◆ Stated task ◆
Tally the lines with the word "start" and report the number alone.

◆ Material for the task ◆
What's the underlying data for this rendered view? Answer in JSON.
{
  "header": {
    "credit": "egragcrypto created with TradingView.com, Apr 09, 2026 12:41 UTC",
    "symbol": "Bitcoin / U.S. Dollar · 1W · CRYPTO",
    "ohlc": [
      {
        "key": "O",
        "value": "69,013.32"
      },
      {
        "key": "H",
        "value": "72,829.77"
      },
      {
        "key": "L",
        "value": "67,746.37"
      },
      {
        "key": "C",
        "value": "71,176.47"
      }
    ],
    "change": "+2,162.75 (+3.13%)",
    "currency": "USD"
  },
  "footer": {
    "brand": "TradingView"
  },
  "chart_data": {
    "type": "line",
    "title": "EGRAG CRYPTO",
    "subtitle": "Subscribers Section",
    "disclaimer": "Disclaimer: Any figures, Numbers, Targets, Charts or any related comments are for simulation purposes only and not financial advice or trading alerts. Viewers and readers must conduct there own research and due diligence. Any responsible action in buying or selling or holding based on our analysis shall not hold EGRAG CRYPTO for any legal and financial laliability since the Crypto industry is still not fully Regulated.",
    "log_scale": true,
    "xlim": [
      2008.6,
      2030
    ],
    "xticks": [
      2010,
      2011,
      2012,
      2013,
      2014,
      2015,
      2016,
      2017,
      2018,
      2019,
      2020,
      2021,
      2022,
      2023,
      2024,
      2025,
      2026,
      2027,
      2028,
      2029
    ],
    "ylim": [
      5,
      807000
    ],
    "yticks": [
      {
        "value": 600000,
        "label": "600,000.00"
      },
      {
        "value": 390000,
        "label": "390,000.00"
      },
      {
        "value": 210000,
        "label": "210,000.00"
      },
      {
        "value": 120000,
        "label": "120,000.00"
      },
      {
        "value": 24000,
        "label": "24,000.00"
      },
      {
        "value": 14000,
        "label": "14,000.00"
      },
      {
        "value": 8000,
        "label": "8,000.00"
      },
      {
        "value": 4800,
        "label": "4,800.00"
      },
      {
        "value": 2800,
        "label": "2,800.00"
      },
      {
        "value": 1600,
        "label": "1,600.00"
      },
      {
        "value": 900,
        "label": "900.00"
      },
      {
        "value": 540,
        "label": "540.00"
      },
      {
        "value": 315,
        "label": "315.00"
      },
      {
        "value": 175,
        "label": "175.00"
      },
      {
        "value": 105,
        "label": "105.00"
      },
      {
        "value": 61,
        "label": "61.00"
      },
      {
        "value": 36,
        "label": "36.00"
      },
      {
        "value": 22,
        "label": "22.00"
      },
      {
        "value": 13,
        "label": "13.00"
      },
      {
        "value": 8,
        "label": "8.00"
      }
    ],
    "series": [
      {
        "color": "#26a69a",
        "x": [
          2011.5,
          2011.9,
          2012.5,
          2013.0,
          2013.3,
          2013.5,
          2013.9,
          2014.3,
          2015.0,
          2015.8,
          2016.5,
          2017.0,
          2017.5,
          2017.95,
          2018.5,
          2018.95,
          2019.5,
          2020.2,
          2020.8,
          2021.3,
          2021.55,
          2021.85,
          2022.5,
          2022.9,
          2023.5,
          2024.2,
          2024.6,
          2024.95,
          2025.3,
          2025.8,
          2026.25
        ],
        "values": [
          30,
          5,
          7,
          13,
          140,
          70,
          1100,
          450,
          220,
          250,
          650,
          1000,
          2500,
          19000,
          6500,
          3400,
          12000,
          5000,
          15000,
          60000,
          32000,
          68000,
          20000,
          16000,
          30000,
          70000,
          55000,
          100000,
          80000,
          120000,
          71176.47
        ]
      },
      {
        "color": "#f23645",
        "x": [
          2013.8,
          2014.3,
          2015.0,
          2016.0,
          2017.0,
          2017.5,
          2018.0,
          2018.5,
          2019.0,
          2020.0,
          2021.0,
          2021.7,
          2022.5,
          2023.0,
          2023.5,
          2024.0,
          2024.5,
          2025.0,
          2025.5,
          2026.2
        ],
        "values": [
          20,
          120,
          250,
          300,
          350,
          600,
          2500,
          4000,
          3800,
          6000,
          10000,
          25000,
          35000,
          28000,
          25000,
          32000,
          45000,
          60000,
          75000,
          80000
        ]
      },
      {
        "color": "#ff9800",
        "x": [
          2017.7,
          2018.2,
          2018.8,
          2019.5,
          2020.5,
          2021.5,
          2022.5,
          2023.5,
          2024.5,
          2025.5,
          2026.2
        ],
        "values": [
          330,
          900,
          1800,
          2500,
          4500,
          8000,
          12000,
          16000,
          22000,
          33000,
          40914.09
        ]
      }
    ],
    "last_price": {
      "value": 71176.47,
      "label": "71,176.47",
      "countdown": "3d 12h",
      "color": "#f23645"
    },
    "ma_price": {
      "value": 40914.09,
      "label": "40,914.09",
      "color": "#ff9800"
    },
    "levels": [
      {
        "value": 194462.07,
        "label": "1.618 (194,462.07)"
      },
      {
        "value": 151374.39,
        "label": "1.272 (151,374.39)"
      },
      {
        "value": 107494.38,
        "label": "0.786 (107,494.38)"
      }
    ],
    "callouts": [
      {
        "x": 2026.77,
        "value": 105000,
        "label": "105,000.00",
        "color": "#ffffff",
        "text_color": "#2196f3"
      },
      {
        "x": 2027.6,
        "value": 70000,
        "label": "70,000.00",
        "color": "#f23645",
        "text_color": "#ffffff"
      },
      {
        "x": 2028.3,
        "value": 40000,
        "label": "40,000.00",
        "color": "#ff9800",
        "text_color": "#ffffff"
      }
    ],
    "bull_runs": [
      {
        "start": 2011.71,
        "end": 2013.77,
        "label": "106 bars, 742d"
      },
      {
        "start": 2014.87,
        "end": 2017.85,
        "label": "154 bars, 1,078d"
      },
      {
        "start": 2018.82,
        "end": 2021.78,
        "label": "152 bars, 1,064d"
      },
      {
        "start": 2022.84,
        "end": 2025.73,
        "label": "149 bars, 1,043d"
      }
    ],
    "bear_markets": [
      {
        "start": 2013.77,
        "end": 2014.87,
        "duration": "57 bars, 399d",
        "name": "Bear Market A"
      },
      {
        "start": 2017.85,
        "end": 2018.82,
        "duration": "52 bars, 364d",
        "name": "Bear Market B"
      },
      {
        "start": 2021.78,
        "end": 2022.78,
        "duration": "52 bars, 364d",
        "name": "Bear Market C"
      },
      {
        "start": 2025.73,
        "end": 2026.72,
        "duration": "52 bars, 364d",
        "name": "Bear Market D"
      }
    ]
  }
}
--
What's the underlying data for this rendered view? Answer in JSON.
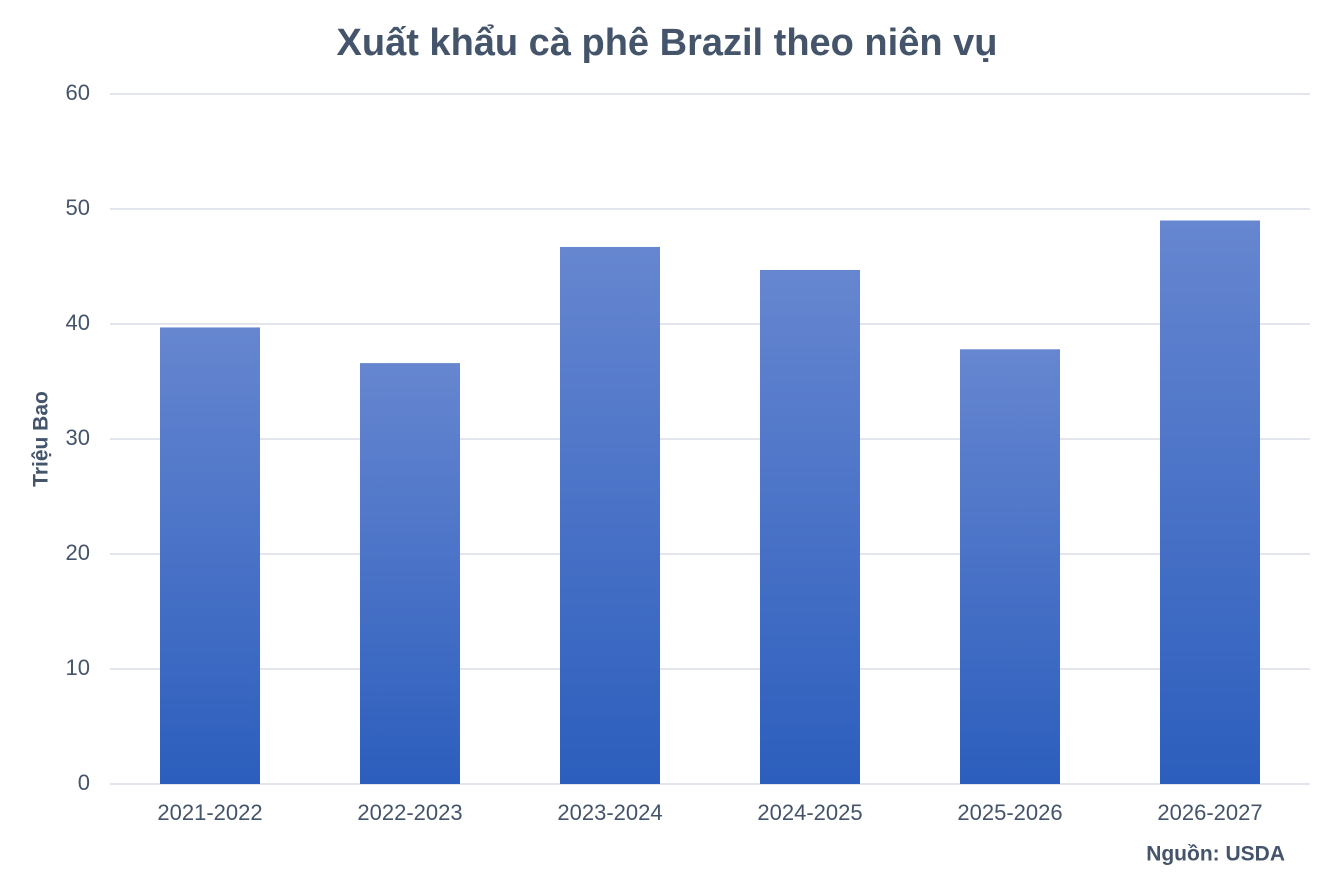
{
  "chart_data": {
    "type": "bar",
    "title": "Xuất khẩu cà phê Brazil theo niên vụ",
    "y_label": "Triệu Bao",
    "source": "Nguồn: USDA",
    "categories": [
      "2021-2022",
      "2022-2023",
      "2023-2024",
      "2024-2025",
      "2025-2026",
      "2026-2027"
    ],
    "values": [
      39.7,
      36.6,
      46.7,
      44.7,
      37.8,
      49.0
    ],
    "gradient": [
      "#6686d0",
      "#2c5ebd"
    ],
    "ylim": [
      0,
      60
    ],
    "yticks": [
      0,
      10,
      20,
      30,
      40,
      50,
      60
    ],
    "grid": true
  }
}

◆ Response to the task ◆
8